What is the number of lines in these entries that include "本地磁盘"? Write that number and no other text.
§
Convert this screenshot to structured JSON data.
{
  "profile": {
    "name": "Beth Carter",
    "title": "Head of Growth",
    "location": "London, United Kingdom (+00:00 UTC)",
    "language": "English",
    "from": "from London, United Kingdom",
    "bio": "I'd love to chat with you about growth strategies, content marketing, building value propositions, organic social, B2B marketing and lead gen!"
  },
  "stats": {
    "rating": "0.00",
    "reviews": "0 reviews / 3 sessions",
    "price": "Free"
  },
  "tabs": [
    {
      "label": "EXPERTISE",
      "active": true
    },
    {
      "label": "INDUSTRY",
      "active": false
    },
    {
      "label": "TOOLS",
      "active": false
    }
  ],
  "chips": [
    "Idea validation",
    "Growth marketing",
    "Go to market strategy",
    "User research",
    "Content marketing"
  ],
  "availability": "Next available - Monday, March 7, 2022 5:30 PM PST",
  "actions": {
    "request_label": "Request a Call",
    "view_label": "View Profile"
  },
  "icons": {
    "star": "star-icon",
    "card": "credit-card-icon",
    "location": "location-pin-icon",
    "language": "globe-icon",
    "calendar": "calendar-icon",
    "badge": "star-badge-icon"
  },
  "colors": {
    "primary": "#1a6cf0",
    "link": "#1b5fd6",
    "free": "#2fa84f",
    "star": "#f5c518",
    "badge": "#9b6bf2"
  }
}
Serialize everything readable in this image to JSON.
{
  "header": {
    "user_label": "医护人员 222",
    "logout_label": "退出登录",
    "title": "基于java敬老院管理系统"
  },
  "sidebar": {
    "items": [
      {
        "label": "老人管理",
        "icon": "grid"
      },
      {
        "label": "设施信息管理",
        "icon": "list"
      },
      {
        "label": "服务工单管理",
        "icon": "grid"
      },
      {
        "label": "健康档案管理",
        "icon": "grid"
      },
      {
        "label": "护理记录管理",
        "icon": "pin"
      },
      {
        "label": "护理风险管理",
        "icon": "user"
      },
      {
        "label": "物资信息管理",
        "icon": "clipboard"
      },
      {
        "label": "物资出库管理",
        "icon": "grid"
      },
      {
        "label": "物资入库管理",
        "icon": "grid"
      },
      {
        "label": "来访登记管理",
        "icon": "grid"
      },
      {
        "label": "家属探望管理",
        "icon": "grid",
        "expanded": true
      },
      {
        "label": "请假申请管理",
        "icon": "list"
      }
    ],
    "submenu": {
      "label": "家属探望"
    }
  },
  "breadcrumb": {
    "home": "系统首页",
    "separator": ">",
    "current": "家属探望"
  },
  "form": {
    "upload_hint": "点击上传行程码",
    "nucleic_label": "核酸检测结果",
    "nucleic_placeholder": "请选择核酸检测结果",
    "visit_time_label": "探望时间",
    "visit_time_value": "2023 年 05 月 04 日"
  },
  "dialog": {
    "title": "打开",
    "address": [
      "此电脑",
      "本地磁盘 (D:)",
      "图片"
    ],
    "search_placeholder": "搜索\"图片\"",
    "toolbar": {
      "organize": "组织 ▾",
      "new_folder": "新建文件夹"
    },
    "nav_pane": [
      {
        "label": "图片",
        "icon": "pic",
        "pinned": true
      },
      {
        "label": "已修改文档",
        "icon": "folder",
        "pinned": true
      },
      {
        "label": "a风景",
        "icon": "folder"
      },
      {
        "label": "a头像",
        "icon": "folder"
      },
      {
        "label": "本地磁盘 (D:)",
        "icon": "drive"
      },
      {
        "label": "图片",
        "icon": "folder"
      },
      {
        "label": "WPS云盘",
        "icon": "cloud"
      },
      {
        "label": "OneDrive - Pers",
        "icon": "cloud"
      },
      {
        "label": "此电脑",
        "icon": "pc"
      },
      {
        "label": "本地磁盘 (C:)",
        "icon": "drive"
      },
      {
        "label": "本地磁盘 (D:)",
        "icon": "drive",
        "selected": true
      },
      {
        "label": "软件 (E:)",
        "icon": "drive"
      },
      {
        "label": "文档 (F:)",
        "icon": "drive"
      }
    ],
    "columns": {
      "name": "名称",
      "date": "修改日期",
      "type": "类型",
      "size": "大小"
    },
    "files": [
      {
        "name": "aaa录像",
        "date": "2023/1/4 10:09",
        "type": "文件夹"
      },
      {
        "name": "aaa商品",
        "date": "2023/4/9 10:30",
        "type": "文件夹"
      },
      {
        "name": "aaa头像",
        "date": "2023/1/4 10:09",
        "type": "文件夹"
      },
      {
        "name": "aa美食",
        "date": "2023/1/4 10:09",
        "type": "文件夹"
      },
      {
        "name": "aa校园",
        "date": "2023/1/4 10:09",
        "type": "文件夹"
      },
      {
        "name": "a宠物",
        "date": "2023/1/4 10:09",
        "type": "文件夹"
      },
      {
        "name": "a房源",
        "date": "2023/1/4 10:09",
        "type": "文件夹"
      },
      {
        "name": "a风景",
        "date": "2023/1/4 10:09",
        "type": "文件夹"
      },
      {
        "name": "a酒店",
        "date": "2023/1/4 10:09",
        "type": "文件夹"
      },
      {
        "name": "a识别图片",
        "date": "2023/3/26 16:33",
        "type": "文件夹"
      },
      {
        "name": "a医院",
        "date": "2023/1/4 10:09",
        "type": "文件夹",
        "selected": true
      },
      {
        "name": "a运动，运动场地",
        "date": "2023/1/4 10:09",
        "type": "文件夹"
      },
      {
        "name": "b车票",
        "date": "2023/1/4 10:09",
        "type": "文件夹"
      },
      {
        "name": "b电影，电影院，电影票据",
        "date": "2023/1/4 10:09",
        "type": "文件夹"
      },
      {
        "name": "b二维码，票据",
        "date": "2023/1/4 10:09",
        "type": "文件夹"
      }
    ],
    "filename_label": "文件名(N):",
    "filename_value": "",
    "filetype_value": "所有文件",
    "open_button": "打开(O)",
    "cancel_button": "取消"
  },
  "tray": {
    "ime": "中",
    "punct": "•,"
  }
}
§
§ Expected answer: 4